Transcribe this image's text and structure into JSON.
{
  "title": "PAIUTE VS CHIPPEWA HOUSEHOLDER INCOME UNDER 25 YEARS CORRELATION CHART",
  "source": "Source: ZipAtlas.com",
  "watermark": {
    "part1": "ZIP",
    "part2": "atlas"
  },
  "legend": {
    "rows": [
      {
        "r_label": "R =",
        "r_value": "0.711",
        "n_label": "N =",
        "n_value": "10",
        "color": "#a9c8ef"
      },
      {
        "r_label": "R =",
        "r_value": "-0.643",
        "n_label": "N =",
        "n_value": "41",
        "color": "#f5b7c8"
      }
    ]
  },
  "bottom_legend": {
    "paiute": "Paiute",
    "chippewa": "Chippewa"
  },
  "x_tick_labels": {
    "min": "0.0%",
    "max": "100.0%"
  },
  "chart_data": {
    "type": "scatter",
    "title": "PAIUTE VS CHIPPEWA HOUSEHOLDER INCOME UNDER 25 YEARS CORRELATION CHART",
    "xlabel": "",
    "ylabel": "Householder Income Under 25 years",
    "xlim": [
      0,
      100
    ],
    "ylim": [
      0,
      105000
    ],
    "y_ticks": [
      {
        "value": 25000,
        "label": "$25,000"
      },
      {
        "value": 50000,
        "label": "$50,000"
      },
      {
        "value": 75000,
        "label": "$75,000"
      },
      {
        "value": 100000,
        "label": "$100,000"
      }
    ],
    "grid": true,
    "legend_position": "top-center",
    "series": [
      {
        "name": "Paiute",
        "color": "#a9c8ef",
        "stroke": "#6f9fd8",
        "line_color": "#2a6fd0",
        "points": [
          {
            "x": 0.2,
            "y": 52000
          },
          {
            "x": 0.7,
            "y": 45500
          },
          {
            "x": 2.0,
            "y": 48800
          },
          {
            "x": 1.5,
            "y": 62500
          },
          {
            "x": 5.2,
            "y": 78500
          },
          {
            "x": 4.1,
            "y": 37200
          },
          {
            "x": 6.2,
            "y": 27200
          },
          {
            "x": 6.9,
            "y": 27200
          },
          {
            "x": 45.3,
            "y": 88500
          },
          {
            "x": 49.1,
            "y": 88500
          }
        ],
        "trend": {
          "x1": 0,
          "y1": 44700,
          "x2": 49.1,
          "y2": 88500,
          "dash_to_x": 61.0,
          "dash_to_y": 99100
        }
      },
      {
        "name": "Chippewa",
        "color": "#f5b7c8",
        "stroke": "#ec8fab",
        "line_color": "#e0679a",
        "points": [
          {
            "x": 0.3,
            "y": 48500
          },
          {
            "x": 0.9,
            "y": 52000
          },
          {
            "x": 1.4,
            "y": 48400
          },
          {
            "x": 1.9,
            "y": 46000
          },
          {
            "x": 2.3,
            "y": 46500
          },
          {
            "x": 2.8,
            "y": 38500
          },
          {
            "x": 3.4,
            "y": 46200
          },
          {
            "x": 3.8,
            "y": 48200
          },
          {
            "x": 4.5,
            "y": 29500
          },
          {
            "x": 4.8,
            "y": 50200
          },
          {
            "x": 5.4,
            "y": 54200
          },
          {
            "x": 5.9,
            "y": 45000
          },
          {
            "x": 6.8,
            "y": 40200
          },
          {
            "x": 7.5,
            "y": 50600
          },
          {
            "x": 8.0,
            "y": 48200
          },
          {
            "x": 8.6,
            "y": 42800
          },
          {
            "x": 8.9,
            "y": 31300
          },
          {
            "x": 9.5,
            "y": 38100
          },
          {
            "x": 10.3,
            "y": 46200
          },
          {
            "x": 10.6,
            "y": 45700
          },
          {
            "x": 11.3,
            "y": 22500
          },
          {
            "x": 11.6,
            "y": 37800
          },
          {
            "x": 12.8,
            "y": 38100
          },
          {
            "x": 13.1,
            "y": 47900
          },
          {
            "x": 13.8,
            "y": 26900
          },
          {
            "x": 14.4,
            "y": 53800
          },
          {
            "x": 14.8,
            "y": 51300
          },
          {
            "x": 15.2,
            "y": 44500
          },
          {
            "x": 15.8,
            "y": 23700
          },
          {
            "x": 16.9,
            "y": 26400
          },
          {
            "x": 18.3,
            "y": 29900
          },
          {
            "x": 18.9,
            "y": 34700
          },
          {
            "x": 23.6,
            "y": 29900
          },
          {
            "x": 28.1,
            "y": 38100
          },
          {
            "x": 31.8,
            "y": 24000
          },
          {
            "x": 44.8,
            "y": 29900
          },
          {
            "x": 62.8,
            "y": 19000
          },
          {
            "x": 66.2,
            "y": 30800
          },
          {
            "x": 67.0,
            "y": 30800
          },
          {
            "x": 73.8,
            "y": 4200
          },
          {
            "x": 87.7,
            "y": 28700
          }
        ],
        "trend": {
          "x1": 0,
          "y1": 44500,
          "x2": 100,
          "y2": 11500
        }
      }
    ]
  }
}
---
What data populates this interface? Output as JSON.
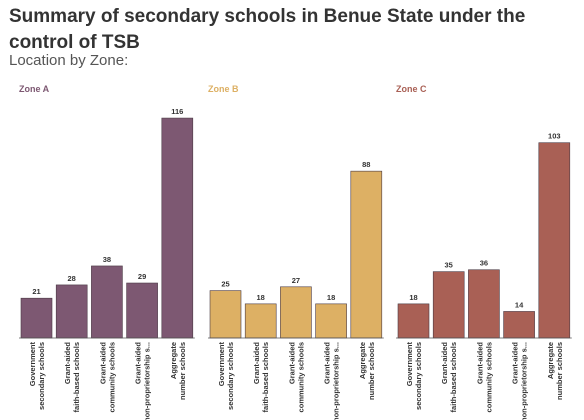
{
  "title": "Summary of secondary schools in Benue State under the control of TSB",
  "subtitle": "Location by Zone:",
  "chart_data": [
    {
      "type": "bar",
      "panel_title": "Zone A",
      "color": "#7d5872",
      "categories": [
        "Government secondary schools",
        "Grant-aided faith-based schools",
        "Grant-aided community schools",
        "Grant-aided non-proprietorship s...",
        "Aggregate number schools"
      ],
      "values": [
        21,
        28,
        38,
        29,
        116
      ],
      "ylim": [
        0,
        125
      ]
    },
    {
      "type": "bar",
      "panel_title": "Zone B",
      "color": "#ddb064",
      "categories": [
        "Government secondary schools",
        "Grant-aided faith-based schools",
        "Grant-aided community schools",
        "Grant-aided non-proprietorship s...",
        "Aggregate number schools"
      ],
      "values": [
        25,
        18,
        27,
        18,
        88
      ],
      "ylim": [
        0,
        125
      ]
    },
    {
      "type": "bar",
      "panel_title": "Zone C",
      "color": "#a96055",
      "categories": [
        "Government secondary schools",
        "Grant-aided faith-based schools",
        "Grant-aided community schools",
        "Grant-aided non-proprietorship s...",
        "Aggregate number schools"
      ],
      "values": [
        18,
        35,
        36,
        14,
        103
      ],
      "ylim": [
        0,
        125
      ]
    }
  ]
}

AIM: Read the entries and pick out all lines that include the word "JSON".

TASK RESPONSE:
Transcribe this image's text and structure into JSON.
What data populates this interface? Output as JSON.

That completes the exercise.